CECOP (C): Mr. Paszkowski, thank you so much for having us in this celebratory occasion for NAUWC: 30th anniversary of the National Auditing Union of cooperatives in Poland.

As president of this organization, can you tell us a bit more about the work that NAUWC does and the cooperatives it represents?

Janusz Paszkowski (JP): The National Auditing Union of Cooperatives is a control and advisory body for affiliated and non-affiliated cooperatives. In addition, it runs a low-interest loan fund for cooperatives. To a very large extent, we conduct training on cooperative and general issues (e.g. the so-called "Polish Deal”). We assist in establishing contacts between cooperatives in the country and abroad. We also provide broadly understood consultancy on various issues. Within NAUWC we have a 13-person advisory-consulting team, which provides advice on basically all matters concerning cooperatives. We also have an Agency for Development and Promotion of Cooperatives,that runs and offers support for coops, provided information on coops and builds awareness on cooperative issues. It is oriented mainly on trainings, but it also prepares, on request, opinions and expertise both for the cooperatives and external organisations such as Ministry in Poland. The Union, through audits (in Polish “lustracja”), supervises the proper functioning of cooperatives in its entire scope. Within NAUWC there is a position of specialist for international cooperation, who is in constant contact with organizations around the world After the change of the statute in 2020, NAUWC significantly expanded its activities due to the fact that it has been long cooperated with many social organizations within the social economy and it was more than natural for NAUWC to give access to more entities including new forms of emerging businesses like cooperative platforms and so forth. All this couldn’t be done nor performed by NAUWC without its major asset people – to be more precise 65 highly qualified staff members.

------------------------------

■ SHORT EXERCISE 1: According to the NAUWC anniversary interview, how many people make up the union's advisory-consulting team?
■ SHORT EXERCISE 2: Resume the NAUWC anniversary interview from where it stops.

■ LISTED ENTRIES:
------------------------------

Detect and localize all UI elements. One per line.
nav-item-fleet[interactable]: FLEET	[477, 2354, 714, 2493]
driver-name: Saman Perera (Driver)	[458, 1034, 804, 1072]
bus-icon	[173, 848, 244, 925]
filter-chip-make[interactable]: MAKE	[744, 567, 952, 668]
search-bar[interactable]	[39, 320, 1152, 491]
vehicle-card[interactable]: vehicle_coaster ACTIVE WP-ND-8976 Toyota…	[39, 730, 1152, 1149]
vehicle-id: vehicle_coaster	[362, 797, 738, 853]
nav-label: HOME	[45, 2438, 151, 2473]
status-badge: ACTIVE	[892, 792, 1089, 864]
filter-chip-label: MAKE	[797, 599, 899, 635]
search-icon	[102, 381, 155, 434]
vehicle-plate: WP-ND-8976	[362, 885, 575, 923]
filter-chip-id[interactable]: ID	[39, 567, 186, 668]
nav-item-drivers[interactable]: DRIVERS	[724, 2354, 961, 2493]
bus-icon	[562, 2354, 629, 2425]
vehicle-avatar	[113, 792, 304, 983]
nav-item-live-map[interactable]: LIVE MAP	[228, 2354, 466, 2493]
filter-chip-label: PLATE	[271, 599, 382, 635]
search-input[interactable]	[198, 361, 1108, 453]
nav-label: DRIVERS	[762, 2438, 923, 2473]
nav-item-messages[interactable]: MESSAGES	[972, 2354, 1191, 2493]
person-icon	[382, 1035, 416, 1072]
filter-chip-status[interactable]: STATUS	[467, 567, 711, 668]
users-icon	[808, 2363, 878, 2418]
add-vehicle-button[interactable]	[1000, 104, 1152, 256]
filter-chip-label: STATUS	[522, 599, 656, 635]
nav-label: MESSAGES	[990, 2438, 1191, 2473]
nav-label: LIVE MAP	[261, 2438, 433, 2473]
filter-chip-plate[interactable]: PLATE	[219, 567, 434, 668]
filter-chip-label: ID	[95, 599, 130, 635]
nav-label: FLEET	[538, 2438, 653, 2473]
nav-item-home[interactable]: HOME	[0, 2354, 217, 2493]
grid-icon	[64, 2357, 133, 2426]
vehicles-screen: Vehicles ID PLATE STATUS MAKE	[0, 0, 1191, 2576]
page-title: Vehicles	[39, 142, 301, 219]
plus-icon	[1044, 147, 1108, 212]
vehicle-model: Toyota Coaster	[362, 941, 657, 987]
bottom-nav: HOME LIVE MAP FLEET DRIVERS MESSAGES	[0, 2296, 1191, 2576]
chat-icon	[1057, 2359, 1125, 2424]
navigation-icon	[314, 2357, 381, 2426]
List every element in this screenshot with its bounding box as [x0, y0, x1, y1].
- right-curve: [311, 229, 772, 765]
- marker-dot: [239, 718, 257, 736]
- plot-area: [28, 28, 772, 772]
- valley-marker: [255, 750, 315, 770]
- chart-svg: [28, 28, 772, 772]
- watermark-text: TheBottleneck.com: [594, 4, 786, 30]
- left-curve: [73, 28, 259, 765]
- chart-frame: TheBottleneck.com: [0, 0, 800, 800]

------------------------------

■ EXERCISE OUTPUT 1: 13 people.

■ EXERCISE OUTPUT 2:
There is full confidence of cooperatives in the activities of the Union. Their trust in our mission is based on, among other things, frequent meetings in each region where we operate called "President’s and Chief Accountant’s Club", which are very popular. It is a forum for discussion and exchange of experience between cooperatives and other organizations. Our expert-employees often visit cooperatives in their daily work. The Union also supports to a large extent the activities of the Foundation for the Development of Pupil Cooperatives, which is since NAUWC statutory change, has become Stakeholder of the Union.

(C): NAUWC was founded in 1992 and grew in a time of great transitions in Poland. The post-communist era, the orientation towards the west, and the EU membership on 2004 must have had tremendous impact on how NAUWC evolved. Can you tell us the history of NAUWC, how everything started and how did NAUWC become what it is today?

(JP): The National Auditing Union of Cooperatives that we know today was established on 14 November 1992 by the Founding Assembly of Workers' Cooperatives. The purpose of establishing the Union was to prevent the fragmentation of cooperative property in the situation of political and economic changes in Poland. The Union was also established as an advisory and control organisation for cooperatives. It still performs those functions successfully today.

After the period of reorganisation, the structures of the Union covering the whole Poland were clearly delineated and highly qualified persons were employed to perform the function of auditors (in Polish: lustratorów). Seventeen properties across the country were purchased and developed to house the Regional Delegations. The Headquarters and the Management Board Office are in Warsaw.

Today, apart from its basic activity, which is supervision and control, the Union conducts multidirectional activity within the scope of social economy among cooperatives, both associated and not associated.  NAUWC also cooperates with organisations in Poland and abroad, which conduct social activities in addition to economic activity.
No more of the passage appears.